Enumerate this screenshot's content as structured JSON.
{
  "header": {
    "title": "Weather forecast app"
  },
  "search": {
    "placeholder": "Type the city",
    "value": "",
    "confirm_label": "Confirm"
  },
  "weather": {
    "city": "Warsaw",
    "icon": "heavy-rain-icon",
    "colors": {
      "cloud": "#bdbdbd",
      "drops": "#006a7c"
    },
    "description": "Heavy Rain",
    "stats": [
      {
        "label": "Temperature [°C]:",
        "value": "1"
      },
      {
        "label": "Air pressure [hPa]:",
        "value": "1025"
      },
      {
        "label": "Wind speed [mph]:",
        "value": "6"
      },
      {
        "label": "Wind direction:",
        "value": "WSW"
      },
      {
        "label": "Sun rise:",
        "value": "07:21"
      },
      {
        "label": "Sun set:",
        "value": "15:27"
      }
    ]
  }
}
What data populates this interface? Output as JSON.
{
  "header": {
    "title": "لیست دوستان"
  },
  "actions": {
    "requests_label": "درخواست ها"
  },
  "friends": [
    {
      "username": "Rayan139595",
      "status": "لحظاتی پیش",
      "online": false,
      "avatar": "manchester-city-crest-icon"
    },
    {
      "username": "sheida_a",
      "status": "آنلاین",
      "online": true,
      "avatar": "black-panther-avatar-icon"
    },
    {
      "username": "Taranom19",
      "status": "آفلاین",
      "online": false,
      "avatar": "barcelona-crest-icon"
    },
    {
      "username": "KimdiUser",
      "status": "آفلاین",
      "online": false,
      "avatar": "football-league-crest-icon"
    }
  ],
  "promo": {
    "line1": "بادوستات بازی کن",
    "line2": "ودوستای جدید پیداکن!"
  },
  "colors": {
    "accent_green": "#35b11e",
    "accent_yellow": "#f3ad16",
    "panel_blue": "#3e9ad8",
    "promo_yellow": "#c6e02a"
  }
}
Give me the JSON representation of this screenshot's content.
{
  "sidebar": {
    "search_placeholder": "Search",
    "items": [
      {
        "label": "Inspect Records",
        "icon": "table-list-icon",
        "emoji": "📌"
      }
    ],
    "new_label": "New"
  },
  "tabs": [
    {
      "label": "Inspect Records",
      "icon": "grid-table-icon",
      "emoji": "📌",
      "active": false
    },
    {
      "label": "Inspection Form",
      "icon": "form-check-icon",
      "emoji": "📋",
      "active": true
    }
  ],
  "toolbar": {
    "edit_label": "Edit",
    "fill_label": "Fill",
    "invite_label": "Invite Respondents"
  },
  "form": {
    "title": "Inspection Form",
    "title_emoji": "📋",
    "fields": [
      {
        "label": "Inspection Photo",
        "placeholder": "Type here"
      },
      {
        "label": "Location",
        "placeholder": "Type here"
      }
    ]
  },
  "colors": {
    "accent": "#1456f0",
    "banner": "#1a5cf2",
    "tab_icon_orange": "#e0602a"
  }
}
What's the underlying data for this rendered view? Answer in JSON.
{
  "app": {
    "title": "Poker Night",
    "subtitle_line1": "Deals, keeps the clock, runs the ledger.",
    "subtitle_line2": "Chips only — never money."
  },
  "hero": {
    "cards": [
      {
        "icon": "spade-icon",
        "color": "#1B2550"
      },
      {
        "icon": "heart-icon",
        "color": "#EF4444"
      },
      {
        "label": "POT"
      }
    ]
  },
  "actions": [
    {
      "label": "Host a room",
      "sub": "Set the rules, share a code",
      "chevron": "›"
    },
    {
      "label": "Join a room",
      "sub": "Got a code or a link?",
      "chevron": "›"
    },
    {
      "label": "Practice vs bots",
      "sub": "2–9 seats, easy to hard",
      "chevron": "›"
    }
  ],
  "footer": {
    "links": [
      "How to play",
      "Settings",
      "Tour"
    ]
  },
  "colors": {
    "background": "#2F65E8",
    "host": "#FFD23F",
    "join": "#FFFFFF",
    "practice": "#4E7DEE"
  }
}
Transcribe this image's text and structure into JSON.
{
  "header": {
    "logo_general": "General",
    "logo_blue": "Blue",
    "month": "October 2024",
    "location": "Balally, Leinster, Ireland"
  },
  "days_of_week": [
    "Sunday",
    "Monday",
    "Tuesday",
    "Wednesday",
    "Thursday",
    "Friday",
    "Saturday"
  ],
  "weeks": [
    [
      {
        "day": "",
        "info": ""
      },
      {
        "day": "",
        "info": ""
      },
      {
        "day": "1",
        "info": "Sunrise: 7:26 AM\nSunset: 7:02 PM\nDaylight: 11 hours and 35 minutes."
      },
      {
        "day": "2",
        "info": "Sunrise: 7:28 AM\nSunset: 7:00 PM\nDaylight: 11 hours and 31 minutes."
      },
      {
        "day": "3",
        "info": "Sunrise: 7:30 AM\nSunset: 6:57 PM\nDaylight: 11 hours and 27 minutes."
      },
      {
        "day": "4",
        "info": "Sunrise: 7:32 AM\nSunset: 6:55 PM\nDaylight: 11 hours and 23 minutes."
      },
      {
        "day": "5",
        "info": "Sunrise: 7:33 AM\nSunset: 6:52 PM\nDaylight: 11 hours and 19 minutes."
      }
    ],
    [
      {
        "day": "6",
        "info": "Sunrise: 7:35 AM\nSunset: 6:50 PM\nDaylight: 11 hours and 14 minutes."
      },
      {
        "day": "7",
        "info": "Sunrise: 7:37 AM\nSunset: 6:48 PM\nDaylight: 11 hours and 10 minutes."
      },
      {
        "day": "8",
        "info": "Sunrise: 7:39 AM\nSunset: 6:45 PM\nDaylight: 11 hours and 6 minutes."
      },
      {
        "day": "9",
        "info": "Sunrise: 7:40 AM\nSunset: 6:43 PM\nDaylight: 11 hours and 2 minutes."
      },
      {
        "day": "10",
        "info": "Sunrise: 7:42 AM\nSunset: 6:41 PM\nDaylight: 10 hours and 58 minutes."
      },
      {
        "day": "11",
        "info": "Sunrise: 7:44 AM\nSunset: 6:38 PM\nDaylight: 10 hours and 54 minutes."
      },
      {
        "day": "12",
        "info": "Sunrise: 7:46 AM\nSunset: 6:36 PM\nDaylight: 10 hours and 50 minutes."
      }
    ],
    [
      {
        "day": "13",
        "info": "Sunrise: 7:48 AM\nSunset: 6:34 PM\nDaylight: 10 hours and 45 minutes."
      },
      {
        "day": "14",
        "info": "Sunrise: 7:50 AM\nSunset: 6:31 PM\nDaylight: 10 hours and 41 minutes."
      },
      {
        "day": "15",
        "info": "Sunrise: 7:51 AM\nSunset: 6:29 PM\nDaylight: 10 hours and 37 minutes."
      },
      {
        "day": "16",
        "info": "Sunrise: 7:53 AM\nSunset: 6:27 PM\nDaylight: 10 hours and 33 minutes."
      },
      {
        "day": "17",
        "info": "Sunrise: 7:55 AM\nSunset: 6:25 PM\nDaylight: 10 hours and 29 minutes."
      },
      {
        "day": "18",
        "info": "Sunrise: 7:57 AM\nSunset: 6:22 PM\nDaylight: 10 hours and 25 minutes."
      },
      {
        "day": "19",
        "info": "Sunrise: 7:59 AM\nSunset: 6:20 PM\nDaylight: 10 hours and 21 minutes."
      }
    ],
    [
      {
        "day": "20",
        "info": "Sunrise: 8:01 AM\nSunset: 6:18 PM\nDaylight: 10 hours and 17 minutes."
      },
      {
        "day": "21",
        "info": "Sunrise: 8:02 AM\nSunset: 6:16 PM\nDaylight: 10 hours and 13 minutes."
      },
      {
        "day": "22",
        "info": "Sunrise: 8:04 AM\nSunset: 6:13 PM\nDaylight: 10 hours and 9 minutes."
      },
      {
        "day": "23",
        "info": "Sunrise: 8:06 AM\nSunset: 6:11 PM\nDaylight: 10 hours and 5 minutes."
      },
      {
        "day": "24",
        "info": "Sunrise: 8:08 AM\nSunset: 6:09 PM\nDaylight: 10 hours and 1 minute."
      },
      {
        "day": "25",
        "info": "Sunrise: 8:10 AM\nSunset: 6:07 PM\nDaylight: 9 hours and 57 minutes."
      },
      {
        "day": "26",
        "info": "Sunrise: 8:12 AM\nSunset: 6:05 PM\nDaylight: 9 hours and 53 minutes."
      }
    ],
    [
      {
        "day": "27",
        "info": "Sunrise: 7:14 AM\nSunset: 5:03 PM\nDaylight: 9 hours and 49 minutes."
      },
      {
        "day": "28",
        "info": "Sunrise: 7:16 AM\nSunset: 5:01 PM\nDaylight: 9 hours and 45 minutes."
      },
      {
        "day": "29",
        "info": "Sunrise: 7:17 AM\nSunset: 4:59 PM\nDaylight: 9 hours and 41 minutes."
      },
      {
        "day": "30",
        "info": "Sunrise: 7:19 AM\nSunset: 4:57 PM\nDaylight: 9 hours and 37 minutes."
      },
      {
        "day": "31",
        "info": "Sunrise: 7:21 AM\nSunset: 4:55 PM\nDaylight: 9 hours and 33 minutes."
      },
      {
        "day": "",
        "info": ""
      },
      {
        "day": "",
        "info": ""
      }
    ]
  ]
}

*-*-*

Stated exercise:
Lines in the records that hold the word "table" are to be counted; give only the total.

Result for this task:
2